- _EXERCISE INSTRUCTIONS_
Tally up the lines carrying the string "this" and respond with only the resulting number.

======

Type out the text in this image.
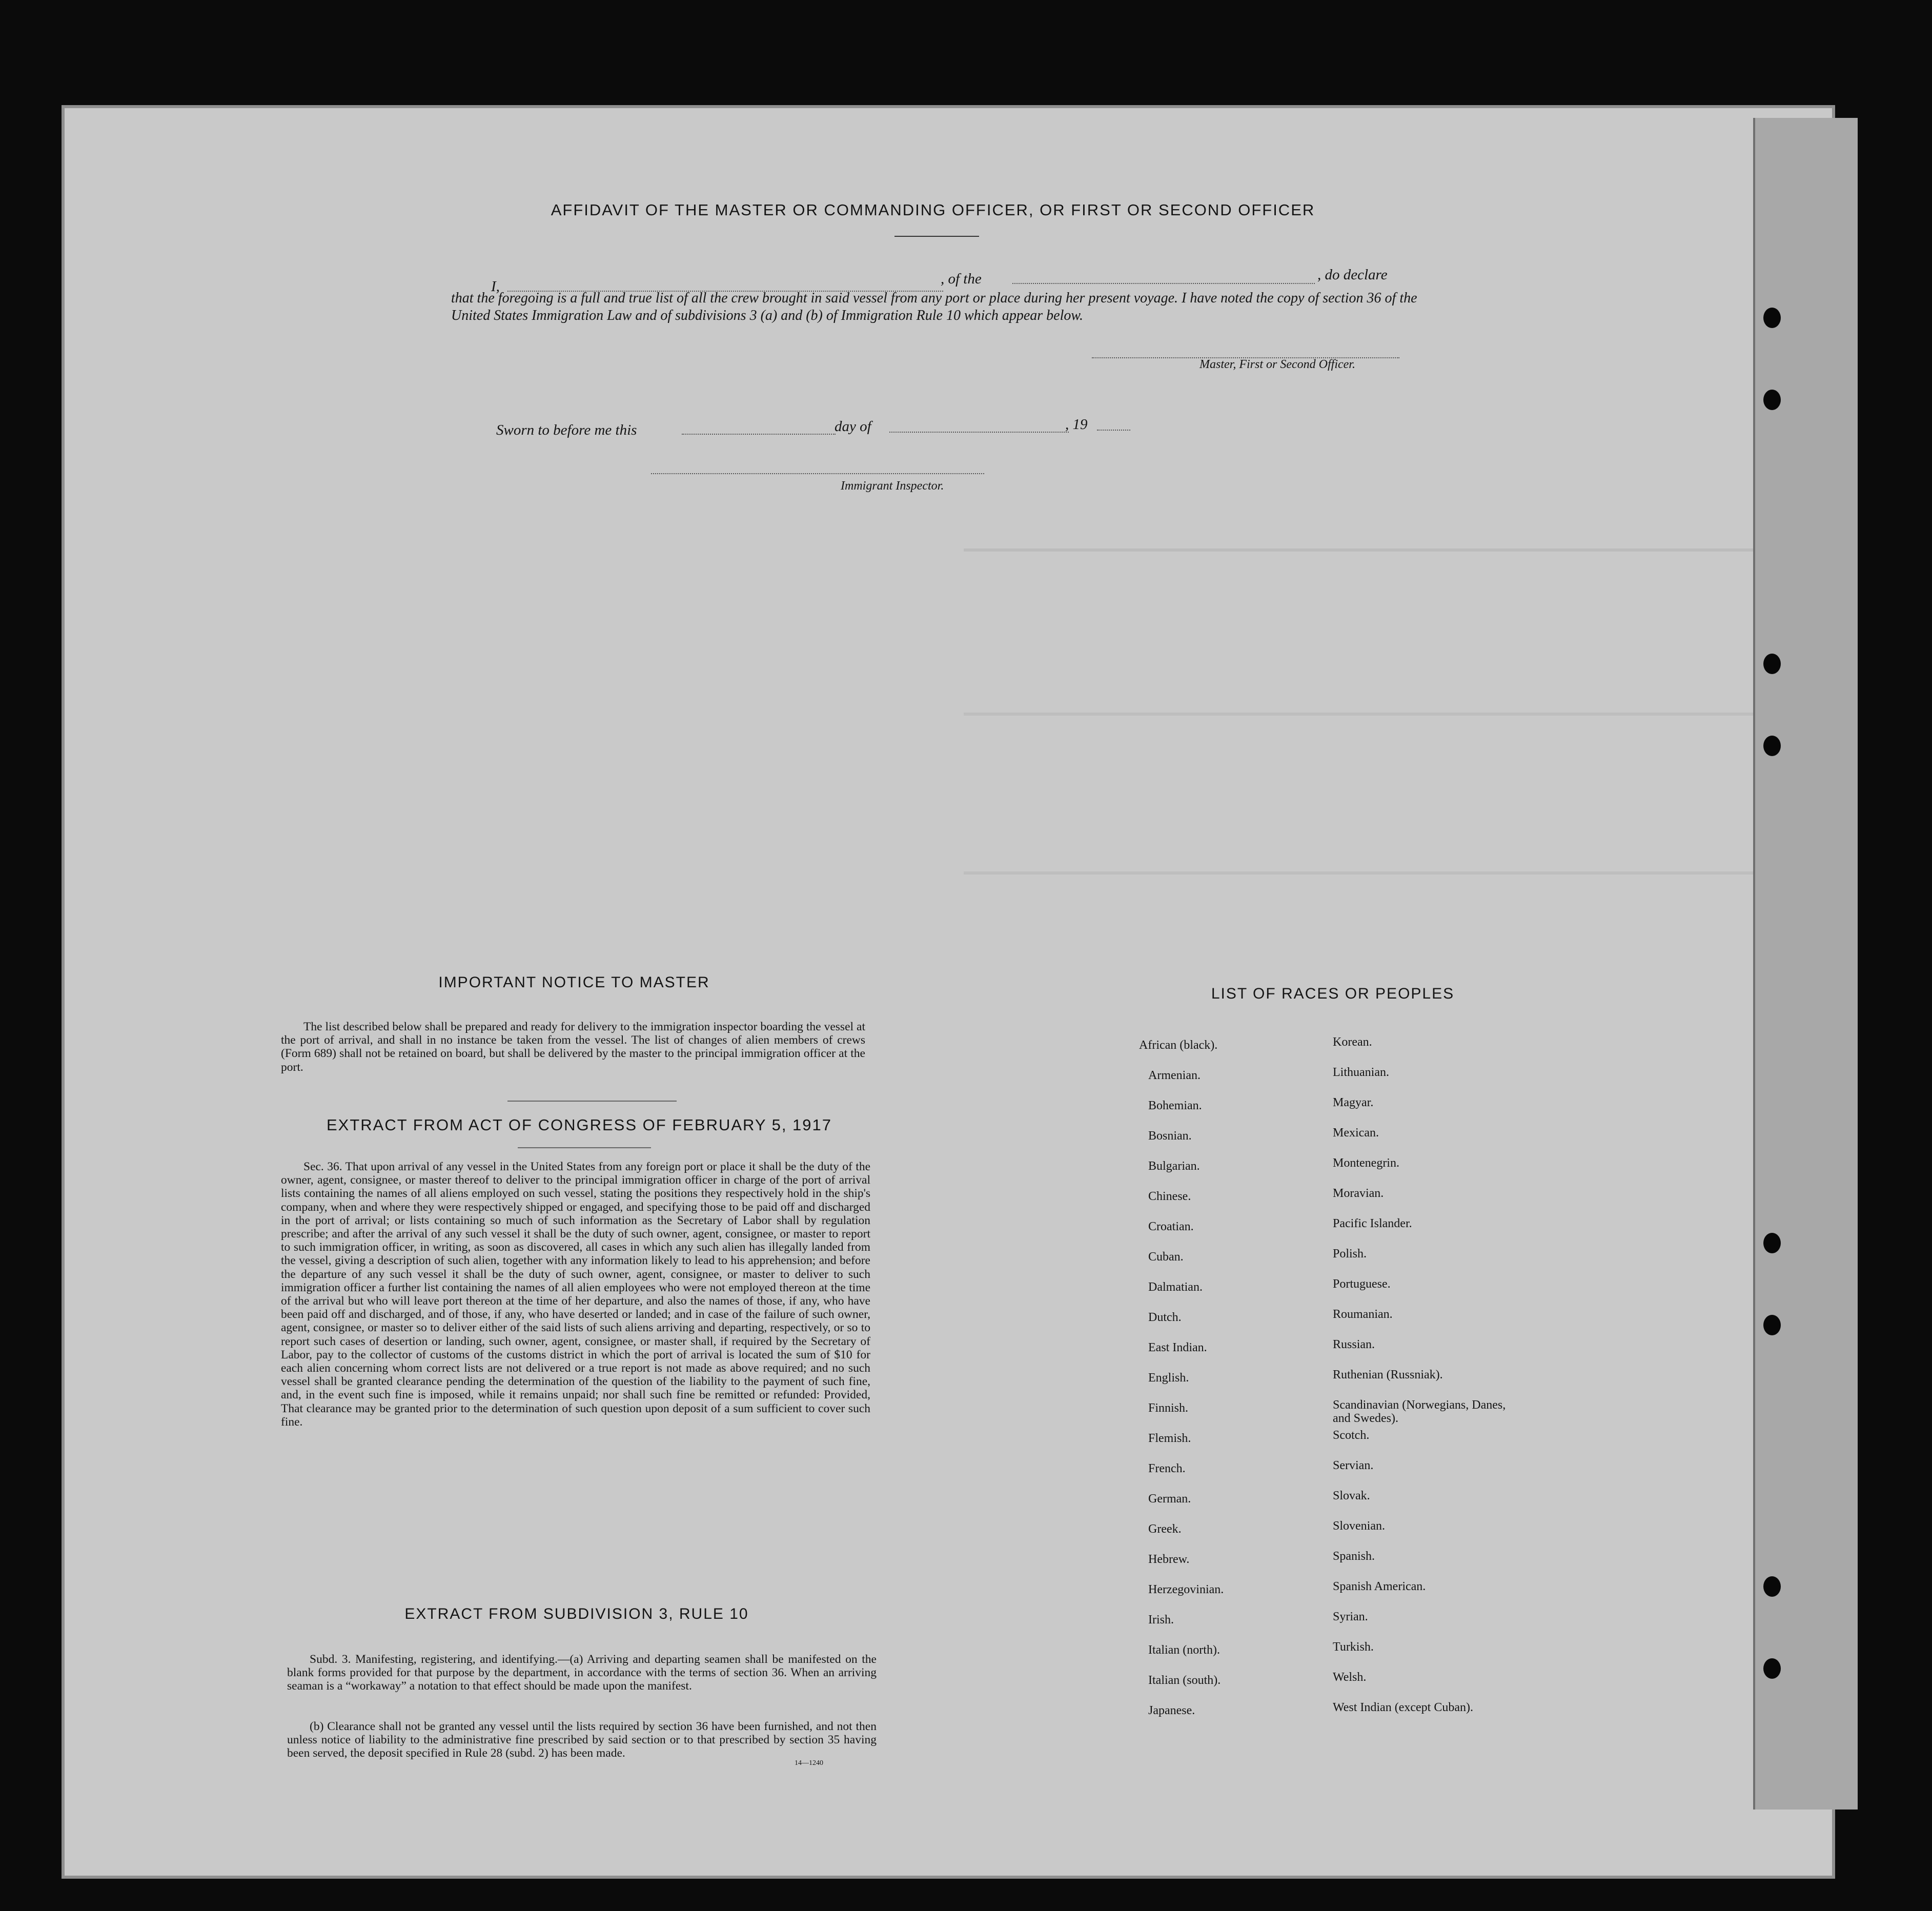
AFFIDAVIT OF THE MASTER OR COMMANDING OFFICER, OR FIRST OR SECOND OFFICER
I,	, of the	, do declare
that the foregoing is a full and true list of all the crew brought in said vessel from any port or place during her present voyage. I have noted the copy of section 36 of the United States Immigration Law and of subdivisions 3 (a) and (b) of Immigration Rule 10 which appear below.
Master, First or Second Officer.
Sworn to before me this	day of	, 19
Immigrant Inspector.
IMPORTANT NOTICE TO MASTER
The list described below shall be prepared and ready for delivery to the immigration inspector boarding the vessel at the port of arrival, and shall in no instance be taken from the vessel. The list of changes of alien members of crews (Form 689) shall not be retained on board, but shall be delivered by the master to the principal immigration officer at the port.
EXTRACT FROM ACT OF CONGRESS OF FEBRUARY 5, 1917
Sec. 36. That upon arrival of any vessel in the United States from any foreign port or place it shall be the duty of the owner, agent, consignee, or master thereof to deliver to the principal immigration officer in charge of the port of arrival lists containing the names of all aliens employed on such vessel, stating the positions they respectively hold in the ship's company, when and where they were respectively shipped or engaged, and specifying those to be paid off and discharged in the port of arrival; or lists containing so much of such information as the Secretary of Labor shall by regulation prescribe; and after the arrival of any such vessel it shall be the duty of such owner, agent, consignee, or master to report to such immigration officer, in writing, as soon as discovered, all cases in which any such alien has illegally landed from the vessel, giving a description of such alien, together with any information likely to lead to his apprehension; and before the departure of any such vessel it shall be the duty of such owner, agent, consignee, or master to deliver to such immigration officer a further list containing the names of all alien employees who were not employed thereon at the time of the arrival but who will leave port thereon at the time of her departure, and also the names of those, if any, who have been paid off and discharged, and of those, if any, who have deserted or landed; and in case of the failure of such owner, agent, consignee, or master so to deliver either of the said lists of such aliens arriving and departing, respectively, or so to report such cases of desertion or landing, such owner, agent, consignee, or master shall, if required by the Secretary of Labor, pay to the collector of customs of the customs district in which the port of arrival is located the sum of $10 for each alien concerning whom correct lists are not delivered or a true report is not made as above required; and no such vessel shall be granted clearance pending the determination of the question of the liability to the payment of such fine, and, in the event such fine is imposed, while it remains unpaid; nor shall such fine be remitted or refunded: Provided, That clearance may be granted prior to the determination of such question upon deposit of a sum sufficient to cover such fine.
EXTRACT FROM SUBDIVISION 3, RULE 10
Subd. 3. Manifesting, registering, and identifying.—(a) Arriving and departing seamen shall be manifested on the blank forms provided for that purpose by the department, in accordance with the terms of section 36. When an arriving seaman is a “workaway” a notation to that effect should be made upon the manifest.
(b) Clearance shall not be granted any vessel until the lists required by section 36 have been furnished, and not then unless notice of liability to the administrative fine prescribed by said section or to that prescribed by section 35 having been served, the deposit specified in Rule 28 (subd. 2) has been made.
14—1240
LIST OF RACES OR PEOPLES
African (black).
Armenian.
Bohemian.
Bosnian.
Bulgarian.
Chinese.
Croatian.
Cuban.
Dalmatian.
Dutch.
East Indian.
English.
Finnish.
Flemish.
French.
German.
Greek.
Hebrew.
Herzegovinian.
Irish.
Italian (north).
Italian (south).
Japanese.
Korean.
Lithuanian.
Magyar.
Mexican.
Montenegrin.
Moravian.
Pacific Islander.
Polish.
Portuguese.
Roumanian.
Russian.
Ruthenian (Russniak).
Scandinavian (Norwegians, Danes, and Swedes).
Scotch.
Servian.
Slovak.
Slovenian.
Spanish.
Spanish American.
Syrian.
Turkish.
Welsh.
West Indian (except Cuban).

======

- _TASK ANSWER_
2